# Exercise objective
Your task is to give the data again, exactly, with every line intact.

(Items from a data source)

+-------+

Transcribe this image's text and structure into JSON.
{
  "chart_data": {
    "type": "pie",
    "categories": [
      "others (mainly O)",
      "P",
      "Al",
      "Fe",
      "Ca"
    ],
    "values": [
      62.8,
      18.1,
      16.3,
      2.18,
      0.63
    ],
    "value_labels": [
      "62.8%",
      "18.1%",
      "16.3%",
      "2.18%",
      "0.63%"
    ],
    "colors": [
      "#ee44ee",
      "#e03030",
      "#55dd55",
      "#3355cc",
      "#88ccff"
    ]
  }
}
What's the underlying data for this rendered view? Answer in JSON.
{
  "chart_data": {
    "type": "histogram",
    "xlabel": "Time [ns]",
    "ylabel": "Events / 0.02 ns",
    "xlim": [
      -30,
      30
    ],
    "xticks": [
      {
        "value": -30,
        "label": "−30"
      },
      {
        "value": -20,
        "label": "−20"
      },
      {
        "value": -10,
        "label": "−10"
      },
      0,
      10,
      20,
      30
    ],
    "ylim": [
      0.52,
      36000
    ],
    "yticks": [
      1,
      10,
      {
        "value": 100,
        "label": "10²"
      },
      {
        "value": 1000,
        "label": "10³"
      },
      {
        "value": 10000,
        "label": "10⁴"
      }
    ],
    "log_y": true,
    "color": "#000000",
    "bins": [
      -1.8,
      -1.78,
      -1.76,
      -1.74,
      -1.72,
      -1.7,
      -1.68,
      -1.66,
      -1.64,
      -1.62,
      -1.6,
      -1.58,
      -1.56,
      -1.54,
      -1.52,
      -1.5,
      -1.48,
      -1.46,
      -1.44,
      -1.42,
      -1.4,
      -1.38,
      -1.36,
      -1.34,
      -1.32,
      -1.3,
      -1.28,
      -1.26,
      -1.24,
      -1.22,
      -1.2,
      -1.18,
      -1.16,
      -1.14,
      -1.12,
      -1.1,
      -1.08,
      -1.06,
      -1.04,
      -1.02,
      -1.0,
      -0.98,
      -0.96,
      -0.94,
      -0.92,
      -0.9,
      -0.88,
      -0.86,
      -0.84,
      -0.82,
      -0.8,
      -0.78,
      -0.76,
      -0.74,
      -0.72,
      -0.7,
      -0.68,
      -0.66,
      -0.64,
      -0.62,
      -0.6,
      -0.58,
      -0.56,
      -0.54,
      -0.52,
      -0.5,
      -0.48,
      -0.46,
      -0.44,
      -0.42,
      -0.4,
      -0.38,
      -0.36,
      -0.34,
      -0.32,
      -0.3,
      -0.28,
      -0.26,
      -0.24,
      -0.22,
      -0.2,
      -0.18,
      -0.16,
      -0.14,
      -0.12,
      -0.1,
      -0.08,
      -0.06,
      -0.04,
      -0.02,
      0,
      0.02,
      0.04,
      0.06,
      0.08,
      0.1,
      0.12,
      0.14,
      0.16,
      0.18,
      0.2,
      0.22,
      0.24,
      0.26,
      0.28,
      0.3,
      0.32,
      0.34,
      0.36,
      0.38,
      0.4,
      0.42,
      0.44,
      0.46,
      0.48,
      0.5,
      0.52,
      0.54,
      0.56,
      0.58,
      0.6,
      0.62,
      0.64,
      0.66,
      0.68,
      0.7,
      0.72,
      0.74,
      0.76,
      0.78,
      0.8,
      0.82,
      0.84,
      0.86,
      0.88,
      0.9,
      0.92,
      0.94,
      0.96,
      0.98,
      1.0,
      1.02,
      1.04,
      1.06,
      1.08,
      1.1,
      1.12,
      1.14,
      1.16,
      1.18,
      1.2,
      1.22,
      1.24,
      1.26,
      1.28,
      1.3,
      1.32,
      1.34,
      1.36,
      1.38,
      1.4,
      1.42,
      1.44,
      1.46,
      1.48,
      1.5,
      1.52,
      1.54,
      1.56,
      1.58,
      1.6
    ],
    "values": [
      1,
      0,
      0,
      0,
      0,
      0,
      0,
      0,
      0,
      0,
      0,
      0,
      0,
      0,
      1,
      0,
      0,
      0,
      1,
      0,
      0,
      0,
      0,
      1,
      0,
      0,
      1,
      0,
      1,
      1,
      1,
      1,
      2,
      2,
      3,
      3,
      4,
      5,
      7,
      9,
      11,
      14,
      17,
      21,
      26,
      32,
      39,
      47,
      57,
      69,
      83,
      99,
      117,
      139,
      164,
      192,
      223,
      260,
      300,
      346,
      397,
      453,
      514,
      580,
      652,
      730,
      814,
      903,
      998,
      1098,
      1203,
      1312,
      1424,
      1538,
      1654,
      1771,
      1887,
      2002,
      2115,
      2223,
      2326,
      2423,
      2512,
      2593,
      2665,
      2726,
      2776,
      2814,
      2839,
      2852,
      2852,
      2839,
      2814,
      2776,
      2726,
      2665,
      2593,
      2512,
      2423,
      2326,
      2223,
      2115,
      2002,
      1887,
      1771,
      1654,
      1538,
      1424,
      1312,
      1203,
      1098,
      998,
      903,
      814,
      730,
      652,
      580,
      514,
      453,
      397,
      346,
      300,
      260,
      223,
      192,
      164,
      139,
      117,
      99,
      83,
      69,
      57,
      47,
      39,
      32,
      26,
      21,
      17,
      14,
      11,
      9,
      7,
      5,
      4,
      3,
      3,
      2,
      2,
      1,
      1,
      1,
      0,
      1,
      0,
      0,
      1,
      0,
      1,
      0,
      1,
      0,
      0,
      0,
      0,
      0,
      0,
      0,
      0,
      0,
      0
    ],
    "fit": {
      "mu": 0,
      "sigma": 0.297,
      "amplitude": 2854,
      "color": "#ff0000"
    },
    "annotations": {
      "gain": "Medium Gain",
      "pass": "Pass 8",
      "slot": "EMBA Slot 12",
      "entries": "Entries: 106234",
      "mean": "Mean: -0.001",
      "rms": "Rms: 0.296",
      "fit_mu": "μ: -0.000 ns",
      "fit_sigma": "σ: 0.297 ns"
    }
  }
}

+-------+

# Complete answer
Transcribe this image's text and structure into JSON.
{
  "chart_data": {
    "type": "pie",
    "categories": [
      "others (mainly O)",
      "P",
      "Al",
      "Fe",
      "Ca"
    ],
    "values": [
      62.8,
      18.1,
      16.3,
      2.18,
      0.63
    ],
    "value_labels": [
      "62.8%",
      "18.1%",
      "16.3%",
      "2.18%",
      "0.63%"
    ],
    "colors": [
      "#ee44ee",
      "#e03030",
      "#55dd55",
      "#3355cc",
      "#88ccff"
    ]
  }
}
What's the underlying data for this rendered view? Answer in JSON.
{
  "chart_data": {
    "type": "histogram",
    "xlabel": "Time [ns]",
    "ylabel": "Events / 0.02 ns",
    "xlim": [
      -30,
      30
    ],
    "xticks": [
      {
        "value": -30,
        "label": "−30"
      },
      {
        "value": -20,
        "label": "−20"
      },
      {
        "value": -10,
        "label": "−10"
      },
      0,
      10,
      20,
      30
    ],
    "ylim": [
      0.52,
      36000
    ],
    "yticks": [
      1,
      10,
      {
        "value": 100,
        "label": "10²"
      },
      {
        "value": 1000,
        "label": "10³"
      },
      {
        "value": 10000,
        "label": "10⁴"
      }
    ],
    "log_y": true,
    "color": "#000000",
    "bins": [
      -1.8,
      -1.78,
      -1.76,
      -1.74,
      -1.72,
      -1.7,
      -1.68,
      -1.66,
      -1.64,
      -1.62,
      -1.6,
      -1.58,
      -1.56,
      -1.54,
      -1.52,
      -1.5,
      -1.48,
      -1.46,
      -1.44,
      -1.42,
      -1.4,
      -1.38,
      -1.36,
      -1.34,
      -1.32,
      -1.3,
      -1.28,
      -1.26,
      -1.24,
      -1.22,
      -1.2,
      -1.18,
      -1.16,
      -1.14,
      -1.12,
      -1.1,
      -1.08,
      -1.06,
      -1.04,
      -1.02,
      -1.0,
      -0.98,
      -0.96,
      -0.94,
      -0.92,
      -0.9,
      -0.88,
      -0.86,
      -0.84,
      -0.82,
      -0.8,
      -0.78,
      -0.76,
      -0.74,
      -0.72,
      -0.7,
      -0.68,
      -0.66,
      -0.64,
      -0.62,
      -0.6,
      -0.58,
      -0.56,
      -0.54,
      -0.52,
      -0.5,
      -0.48,
      -0.46,
      -0.44,
      -0.42,
      -0.4,
      -0.38,
      -0.36,
      -0.34,
      -0.32,
      -0.3,
      -0.28,
      -0.26,
      -0.24,
      -0.22,
      -0.2,
      -0.18,
      -0.16,
      -0.14,
      -0.12,
      -0.1,
      -0.08,
      -0.06,
      -0.04,
      -0.02,
      0,
      0.02,
      0.04,
      0.06,
      0.08,
      0.1,
      0.12,
      0.14,
      0.16,
      0.18,
      0.2,
      0.22,
      0.24,
      0.26,
      0.28,
      0.3,
      0.32,
      0.34,
      0.36,
      0.38,
      0.4,
      0.42,
      0.44,
      0.46,
      0.48,
      0.5,
      0.52,
      0.54,
      0.56,
      0.58,
      0.6,
      0.62,
      0.64,
      0.66,
      0.68,
      0.7,
      0.72,
      0.74,
      0.76,
      0.78,
      0.8,
      0.82,
      0.84,
      0.86,
      0.88,
      0.9,
      0.92,
      0.94,
      0.96,
      0.98,
      1.0,
      1.02,
      1.04,
      1.06,
      1.08,
      1.1,
      1.12,
      1.14,
      1.16,
      1.18,
      1.2,
      1.22,
      1.24,
      1.26,
      1.28,
      1.3,
      1.32,
      1.34,
      1.36,
      1.38,
      1.4,
      1.42,
      1.44,
      1.46,
      1.48,
      1.5,
      1.52,
      1.54,
      1.56,
      1.58,
      1.6
    ],
    "values": [
      1,
      0,
      0,
      0,
      0,
      0,
      0,
      0,
      0,
      0,
      0,
      0,
      0,
      0,
      1,
      0,
      0,
      0,
      1,
      0,
      0,
      0,
      0,
      1,
      0,
      0,
      1,
      0,
      1,
      1,
      1,
      1,
      2,
      2,
      3,
      3,
      4,
      5,
      7,
      9,
      11,
      14,
      17,
      21,
      26,
      32,
      39,
      47,
      57,
      69,
      83,
      99,
      117,
      139,
      164,
      192,
      223,
      260,
      300,
      346,
      397,
      453,
      514,
      580,
      652,
      730,
      814,
      903,
      998,
      1098,
      1203,
      1312,
      1424,
      1538,
      1654,
      1771,
      1887,
      2002,
      2115,
      2223,
      2326,
      2423,
      2512,
      2593,
      2665,
      2726,
      2776,
      2814,
      2839,
      2852,
      2852,
      2839,
      2814,
      2776,
      2726,
      2665,
      2593,
      2512,
      2423,
      2326,
      2223,
      2115,
      2002,
      1887,
      1771,
      1654,
      1538,
      1424,
      1312,
      1203,
      1098,
      998,
      903,
      814,
      730,
      652,
      580,
      514,
      453,
      397,
      346,
      300,
      260,
      223,
      192,
      164,
      139,
      117,
      99,
      83,
      69,
      57,
      47,
      39,
      32,
      26,
      21,
      17,
      14,
      11,
      9,
      7,
      5,
      4,
      3,
      3,
      2,
      2,
      1,
      1,
      1,
      0,
      1,
      0,
      0,
      1,
      0,
      1,
      0,
      1,
      0,
      0,
      0,
      0,
      0,
      0,
      0,
      0,
      0,
      0
    ],
    "fit": {
      "mu": 0,
      "sigma": 0.297,
      "amplitude": 2854,
      "color": "#ff0000"
    },
    "annotations": {
      "gain": "Medium Gain",
      "pass": "Pass 8",
      "slot": "EMBA Slot 12",
      "entries": "Entries: 106234",
      "mean": "Mean: -0.001",
      "rms": "Rms: 0.296",
      "fit_mu": "μ: -0.000 ns",
      "fit_sigma": "σ: 0.297 ns"
    }
  }
}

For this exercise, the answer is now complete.